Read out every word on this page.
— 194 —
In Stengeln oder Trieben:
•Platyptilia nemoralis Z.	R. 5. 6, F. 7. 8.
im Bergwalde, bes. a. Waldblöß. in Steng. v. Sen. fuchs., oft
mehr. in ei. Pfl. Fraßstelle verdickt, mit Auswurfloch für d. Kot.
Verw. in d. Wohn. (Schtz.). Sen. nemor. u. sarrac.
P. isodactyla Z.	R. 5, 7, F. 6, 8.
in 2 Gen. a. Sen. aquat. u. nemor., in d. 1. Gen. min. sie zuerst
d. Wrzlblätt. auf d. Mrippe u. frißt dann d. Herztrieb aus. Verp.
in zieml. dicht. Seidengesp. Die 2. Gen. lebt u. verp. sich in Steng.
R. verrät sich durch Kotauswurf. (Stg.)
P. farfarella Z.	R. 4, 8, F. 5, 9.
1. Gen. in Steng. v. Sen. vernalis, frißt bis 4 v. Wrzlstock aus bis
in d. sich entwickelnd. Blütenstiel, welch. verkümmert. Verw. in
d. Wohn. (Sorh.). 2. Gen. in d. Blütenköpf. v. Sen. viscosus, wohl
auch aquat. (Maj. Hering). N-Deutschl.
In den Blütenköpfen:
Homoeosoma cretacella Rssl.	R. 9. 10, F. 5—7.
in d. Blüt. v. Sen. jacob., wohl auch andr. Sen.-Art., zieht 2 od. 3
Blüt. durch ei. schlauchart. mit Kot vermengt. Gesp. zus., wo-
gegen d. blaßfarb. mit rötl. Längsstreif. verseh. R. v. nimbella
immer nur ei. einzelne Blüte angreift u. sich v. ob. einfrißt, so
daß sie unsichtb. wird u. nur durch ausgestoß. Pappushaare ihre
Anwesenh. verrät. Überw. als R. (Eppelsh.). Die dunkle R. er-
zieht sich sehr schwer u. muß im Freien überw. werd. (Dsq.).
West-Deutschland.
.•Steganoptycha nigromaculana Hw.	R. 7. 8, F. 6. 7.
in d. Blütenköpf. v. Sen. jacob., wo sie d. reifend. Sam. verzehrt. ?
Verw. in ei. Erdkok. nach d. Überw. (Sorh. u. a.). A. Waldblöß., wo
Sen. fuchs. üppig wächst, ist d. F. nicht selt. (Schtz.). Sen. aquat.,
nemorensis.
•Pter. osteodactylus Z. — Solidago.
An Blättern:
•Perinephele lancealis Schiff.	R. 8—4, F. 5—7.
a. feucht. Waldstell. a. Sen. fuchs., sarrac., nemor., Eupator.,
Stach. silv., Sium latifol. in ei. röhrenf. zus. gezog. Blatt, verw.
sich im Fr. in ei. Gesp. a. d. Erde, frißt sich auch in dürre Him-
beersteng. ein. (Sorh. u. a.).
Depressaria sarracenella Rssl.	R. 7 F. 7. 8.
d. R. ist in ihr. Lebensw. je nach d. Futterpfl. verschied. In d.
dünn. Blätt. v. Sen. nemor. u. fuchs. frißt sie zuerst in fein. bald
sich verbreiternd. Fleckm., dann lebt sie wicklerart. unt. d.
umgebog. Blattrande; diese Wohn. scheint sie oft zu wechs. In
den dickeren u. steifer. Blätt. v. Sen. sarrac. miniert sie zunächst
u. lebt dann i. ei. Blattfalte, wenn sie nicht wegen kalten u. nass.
---
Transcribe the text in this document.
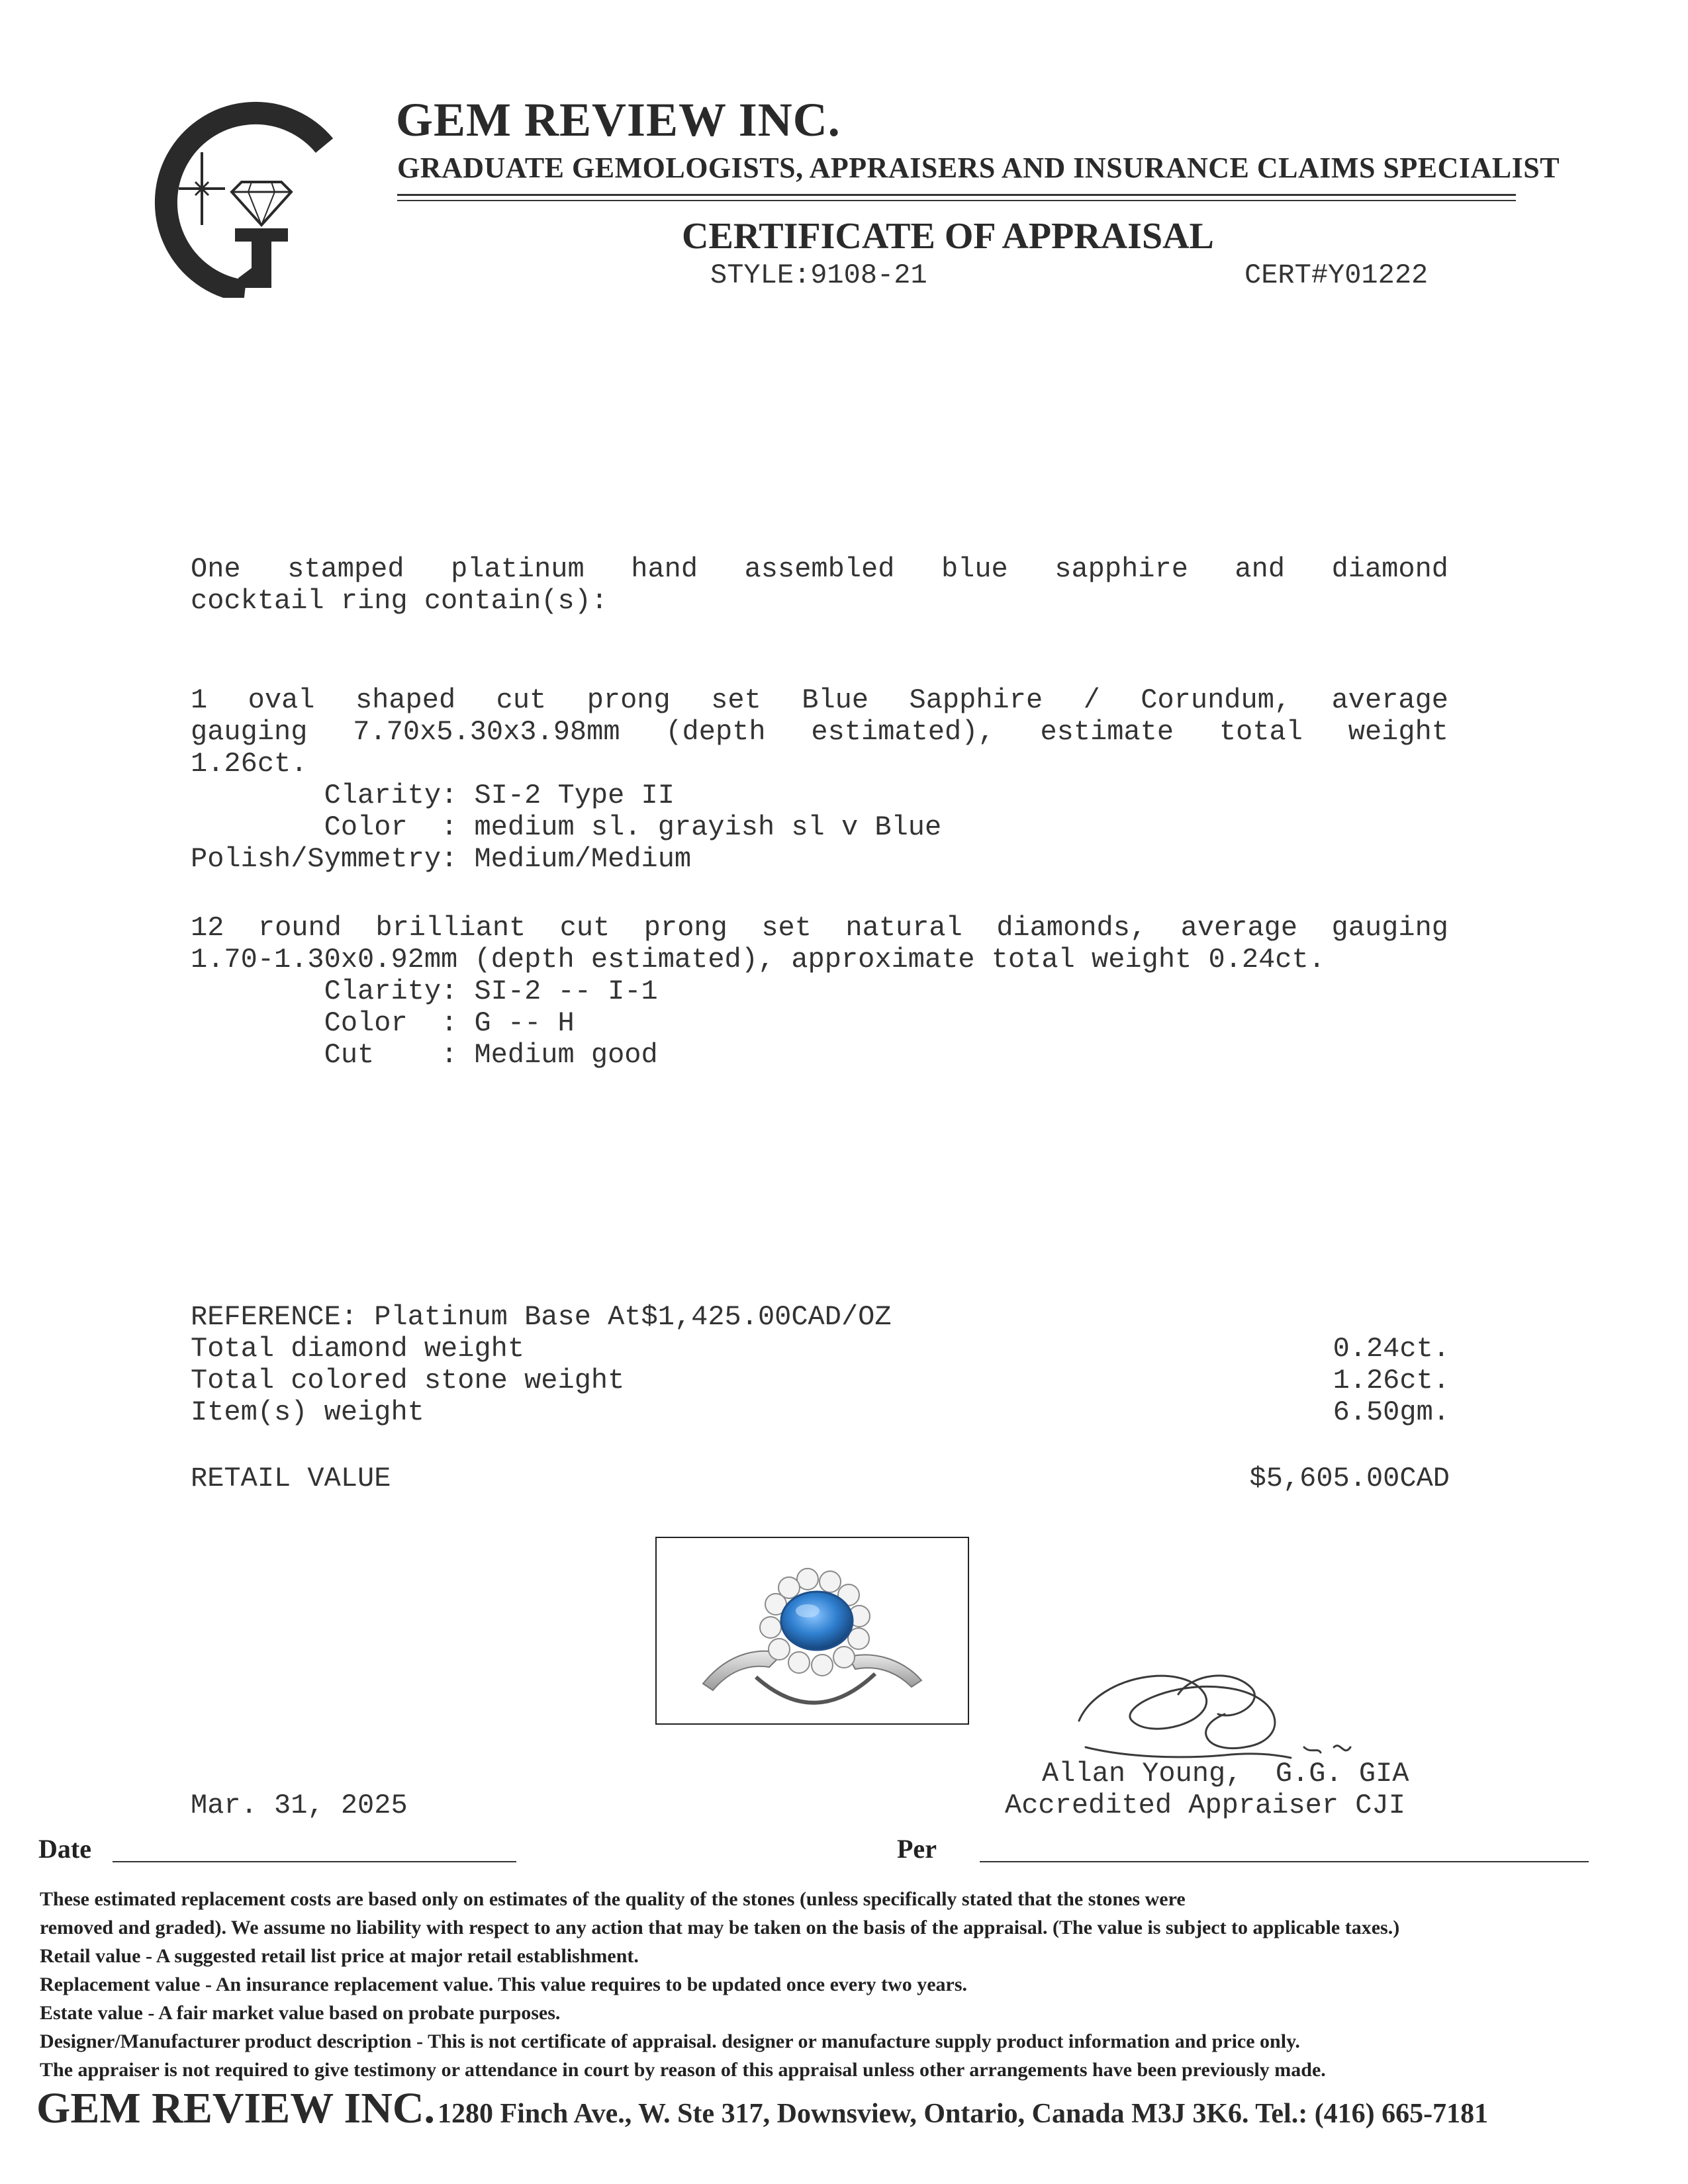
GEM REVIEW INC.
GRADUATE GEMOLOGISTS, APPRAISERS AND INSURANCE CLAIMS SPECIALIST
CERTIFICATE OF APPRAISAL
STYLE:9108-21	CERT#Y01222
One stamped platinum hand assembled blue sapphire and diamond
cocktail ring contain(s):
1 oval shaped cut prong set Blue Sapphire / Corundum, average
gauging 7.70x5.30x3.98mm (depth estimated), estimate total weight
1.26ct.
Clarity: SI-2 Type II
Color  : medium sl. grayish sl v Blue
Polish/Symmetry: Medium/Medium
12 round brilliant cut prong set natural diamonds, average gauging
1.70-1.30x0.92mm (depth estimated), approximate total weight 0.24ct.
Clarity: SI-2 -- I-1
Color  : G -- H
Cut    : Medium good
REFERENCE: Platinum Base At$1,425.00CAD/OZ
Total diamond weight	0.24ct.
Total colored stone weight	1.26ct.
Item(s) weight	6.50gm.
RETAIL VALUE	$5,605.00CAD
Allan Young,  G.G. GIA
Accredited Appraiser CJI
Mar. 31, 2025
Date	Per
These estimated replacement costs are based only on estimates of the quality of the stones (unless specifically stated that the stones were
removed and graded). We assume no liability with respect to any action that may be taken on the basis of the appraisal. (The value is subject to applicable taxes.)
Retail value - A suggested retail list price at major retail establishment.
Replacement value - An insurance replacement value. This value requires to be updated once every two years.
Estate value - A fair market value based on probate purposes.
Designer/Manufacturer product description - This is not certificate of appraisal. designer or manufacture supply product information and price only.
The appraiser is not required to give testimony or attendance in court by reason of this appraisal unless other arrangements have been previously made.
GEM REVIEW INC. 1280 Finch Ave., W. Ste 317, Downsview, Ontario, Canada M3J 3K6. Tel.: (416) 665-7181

## Exercise aim
Copy each line above that contains the string "Waldblöß".

## Exercise answer
im Bergwalde, bes. a. Waldblöß. in Steng. v. Sen. fuchs., oft
Verw. in ei. Erdkok. nach d. Überw. (Sorh. u. a.). A. Waldblöß., wo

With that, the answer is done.